Which lines in the material below contain the string "axis"? Return each of them in full.

******************************

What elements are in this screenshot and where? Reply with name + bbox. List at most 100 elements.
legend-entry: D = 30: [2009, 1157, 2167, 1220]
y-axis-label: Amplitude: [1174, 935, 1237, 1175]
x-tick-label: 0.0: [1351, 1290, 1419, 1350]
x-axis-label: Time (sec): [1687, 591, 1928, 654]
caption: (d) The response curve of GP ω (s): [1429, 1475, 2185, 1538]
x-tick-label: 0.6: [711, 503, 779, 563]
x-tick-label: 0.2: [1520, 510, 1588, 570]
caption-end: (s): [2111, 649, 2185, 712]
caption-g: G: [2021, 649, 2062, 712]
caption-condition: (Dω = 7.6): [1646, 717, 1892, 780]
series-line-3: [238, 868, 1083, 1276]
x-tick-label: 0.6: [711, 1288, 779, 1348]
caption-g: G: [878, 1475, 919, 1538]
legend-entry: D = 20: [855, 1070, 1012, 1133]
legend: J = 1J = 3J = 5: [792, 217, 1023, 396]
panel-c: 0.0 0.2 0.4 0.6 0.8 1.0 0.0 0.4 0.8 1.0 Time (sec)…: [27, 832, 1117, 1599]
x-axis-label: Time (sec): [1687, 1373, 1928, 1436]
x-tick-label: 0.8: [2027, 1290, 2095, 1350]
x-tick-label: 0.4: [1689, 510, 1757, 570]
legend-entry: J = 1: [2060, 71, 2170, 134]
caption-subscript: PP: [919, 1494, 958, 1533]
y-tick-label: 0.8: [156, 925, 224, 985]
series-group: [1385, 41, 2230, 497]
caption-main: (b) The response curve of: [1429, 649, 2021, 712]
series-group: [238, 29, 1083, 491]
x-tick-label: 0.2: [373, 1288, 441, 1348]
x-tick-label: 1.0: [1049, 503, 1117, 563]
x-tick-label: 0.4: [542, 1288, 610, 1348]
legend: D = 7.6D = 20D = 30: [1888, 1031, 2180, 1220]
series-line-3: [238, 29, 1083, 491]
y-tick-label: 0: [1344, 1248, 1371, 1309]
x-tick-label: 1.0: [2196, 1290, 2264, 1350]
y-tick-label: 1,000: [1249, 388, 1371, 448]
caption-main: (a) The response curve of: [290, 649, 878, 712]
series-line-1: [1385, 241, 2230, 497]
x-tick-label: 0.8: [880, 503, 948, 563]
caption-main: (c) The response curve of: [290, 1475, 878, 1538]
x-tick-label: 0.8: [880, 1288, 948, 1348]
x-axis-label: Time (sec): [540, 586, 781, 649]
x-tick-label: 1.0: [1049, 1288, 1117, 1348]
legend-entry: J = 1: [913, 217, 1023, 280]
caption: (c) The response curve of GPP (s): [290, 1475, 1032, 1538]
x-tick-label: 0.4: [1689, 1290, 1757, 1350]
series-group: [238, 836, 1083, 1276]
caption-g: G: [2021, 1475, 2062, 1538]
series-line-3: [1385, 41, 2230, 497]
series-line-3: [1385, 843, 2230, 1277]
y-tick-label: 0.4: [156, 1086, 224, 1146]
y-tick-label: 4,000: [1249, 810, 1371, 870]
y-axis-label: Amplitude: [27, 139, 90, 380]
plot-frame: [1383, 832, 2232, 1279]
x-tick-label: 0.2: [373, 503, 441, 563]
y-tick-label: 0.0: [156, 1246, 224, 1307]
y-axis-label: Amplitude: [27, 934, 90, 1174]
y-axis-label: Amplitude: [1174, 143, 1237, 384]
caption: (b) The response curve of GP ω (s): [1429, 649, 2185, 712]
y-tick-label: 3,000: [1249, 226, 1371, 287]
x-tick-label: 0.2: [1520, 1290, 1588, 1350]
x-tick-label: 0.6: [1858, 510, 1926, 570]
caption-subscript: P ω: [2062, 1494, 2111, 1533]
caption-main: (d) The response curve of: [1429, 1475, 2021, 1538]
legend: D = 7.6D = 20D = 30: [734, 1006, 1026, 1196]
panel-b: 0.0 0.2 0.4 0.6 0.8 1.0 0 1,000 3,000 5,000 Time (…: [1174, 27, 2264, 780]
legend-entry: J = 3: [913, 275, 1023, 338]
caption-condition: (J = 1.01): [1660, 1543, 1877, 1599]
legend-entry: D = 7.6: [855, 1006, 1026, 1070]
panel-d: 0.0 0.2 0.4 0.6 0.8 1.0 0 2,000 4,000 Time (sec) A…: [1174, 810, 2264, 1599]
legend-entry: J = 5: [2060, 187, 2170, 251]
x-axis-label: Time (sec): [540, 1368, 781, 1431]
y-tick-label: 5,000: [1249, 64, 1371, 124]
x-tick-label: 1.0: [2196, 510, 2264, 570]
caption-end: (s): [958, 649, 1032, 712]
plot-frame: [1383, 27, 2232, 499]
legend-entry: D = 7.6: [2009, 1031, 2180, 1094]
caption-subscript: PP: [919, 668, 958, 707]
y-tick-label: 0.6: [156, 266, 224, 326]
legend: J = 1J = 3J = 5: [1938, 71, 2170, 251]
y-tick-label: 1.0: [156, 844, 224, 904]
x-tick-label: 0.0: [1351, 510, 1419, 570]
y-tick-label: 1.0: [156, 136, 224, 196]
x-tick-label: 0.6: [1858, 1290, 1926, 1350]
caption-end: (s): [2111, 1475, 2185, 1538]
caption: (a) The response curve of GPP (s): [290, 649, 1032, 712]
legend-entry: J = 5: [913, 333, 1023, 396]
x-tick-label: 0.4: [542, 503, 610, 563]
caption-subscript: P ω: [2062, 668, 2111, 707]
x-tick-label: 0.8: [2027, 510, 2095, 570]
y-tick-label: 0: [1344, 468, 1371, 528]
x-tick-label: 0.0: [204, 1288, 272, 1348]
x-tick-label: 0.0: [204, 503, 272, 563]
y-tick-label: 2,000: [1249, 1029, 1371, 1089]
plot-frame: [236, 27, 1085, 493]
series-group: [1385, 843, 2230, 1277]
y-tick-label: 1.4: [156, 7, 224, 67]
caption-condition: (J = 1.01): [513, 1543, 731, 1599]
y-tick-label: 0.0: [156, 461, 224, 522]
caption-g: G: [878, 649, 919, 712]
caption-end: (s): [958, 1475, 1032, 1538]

******************************

#### Exercise response:
y-axis-label: Amplitude: [1174, 935, 1237, 1175]
x-axis-label: Time (sec): [1687, 591, 1928, 654]
x-axis-label: Time (sec): [1687, 1373, 1928, 1436]
x-axis-label: Time (sec): [540, 586, 781, 649]
y-axis-label: Amplitude: [27, 139, 90, 380]
y-axis-label: Amplitude: [27, 934, 90, 1174]
y-axis-label: Amplitude: [1174, 143, 1237, 384]
x-axis-label: Time (sec): [540, 1368, 781, 1431]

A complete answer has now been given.